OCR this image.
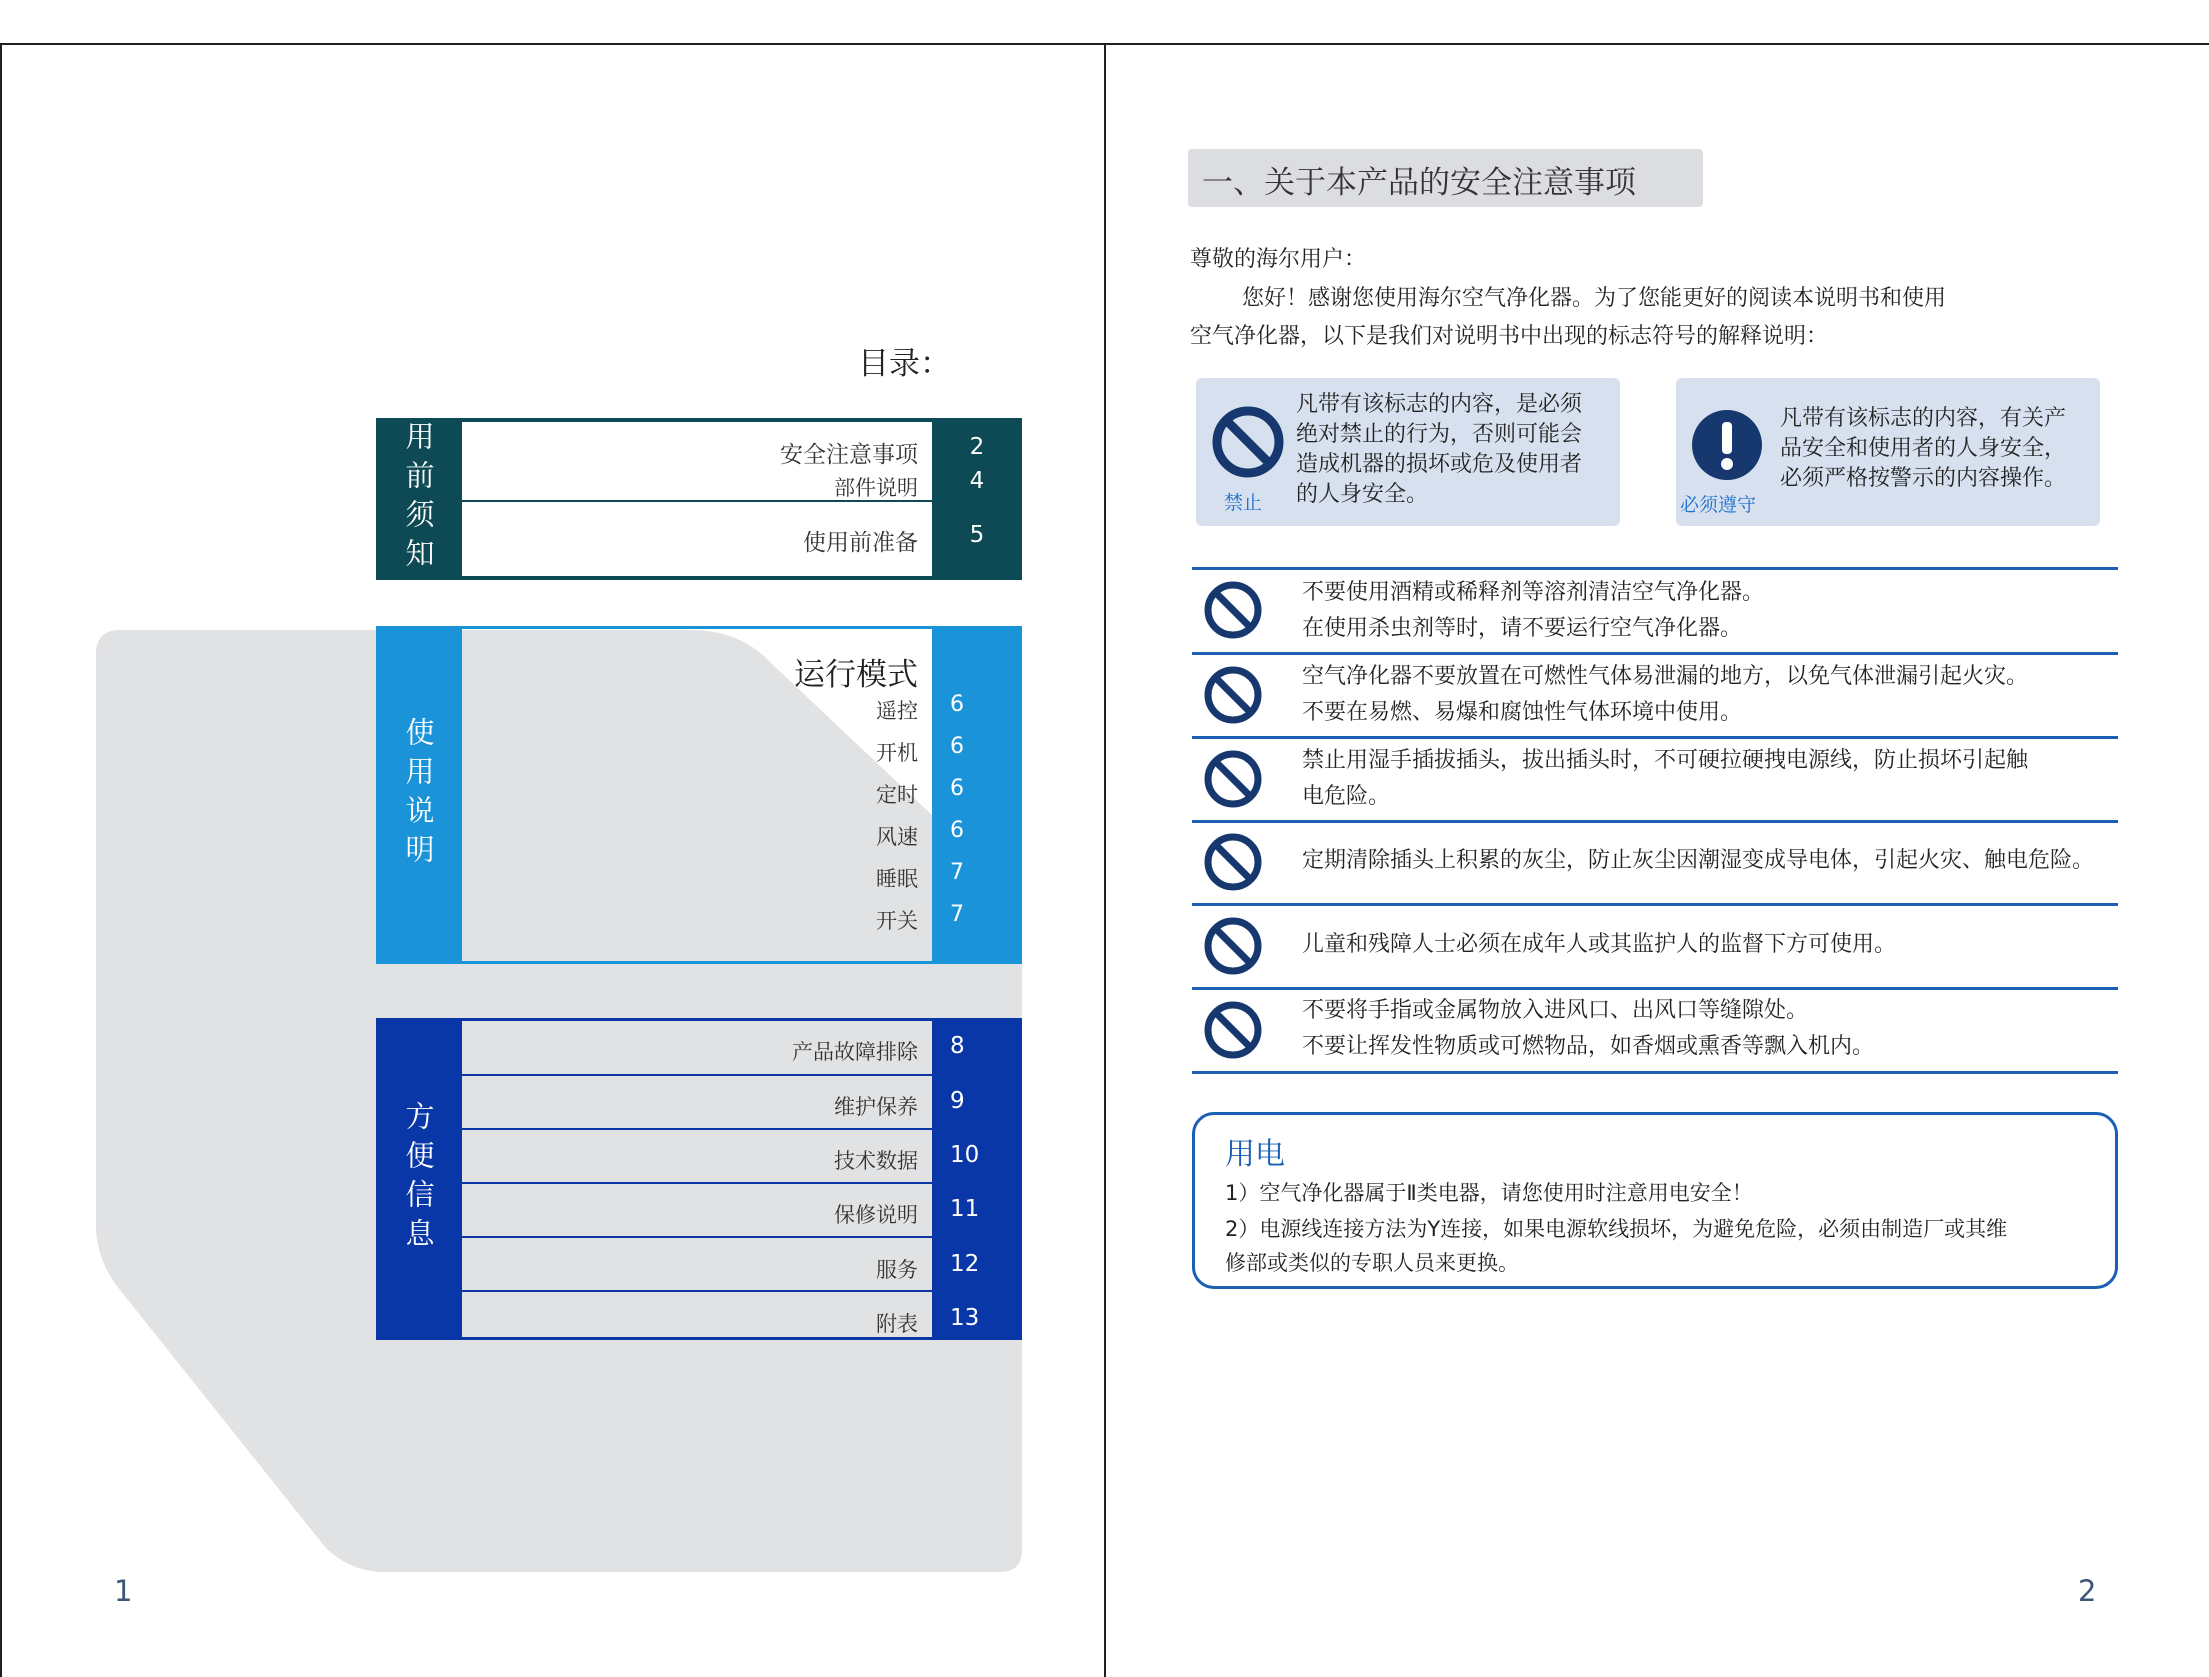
目录：
用前须知	安全注意事项
部件说明
使用前准备
2
4
5
使用说明
运行模式
遥控
开机
定时
风速
睡眠
开关
6
6
6
6
7
7
方便信息
产品故障排除
维护保养
技术数据
保修说明
服务
附表
8
9
10
11
12
13
1
一、关于本产品的安全注意事项
尊敬的海尔用户：
您好！感谢您使用海尔空气净化器。为了您能更好的阅读本说明书和使用
空气净化器，以下是我们对说明书中出现的标志符号的解释说明：
禁止
凡带有该标志的内容，是必须
绝对禁止的行为，否则可能会
造成机器的损坏或危及使用者
的人身安全。	必须遵守
凡带有该标志的内容，有关产
品安全和使用者的人身安全，
必须严格按警示的内容操作。
不要使用酒精或稀释剂等溶剂清洁空气净化器。
在使用杀虫剂等时，请不要运行空气净化器。
空气净化器不要放置在可燃性气体易泄漏的地方，以免气体泄漏引起火灾。
不要在易燃、易爆和腐蚀性气体环境中使用。
禁止用湿手插拔插头，拔出插头时，不可硬拉硬拽电源线，防止损坏引起触
电危险。
定期清除插头上积累的灰尘，防止灰尘因潮湿变成导电体，引起火灾、触电危险。
儿童和残障人士必须在成年人或其监护人的监督下方可使用。
不要将手指或金属物放入进风口、出风口等缝隙处。
不要让挥发性物质或可燃物品，如香烟或熏香等飘入机内。
用电
1）空气净化器属于Ⅱ类电器，请您使用时注意用电安全！
2）电源线连接方法为Y连接，如果电源软线损坏，为避免危险，必须由制造厂或其维
修部或类似的专职人员来更换。
2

■ **Description of the task**
Skip the images and write out the rest of the listing exactly.

■ **The completed task**
OCR this image.
目录：
用前须知	安全注意事项
部件说明
使用前准备
2
4
5
使用说明
运行模式
遥控
开机
定时
风速
睡眠
开关
6
6
6
6
7
7
方便信息
产品故障排除
维护保养
技术数据
保修说明
服务
附表
8
9
10
11
12
13
1
一、关于本产品的安全注意事项
尊敬的海尔用户：
您好！感谢您使用海尔空气净化器。为了您能更好的阅读本说明书和使用
空气净化器，以下是我们对说明书中出现的标志符号的解释说明：
禁止
凡带有该标志的内容，是必须
绝对禁止的行为，否则可能会
造成机器的损坏或危及使用者
的人身安全。	必须遵守
凡带有该标志的内容，有关产
品安全和使用者的人身安全，
必须严格按警示的内容操作。
不要使用酒精或稀释剂等溶剂清洁空气净化器。
在使用杀虫剂等时，请不要运行空气净化器。
空气净化器不要放置在可燃性气体易泄漏的地方，以免气体泄漏引起火灾。
不要在易燃、易爆和腐蚀性气体环境中使用。
禁止用湿手插拔插头，拔出插头时，不可硬拉硬拽电源线，防止损坏引起触
电危险。
定期清除插头上积累的灰尘，防止灰尘因潮湿变成导电体，引起火灾、触电危险。
儿童和残障人士必须在成年人或其监护人的监督下方可使用。
不要将手指或金属物放入进风口、出风口等缝隙处。
不要让挥发性物质或可燃物品，如香烟或熏香等飘入机内。
用电
1）空气净化器属于Ⅱ类电器，请您使用时注意用电安全！
2）电源线连接方法为Y连接，如果电源软线损坏，为避免危险，必须由制造厂或其维
修部或类似的专职人员来更换。
2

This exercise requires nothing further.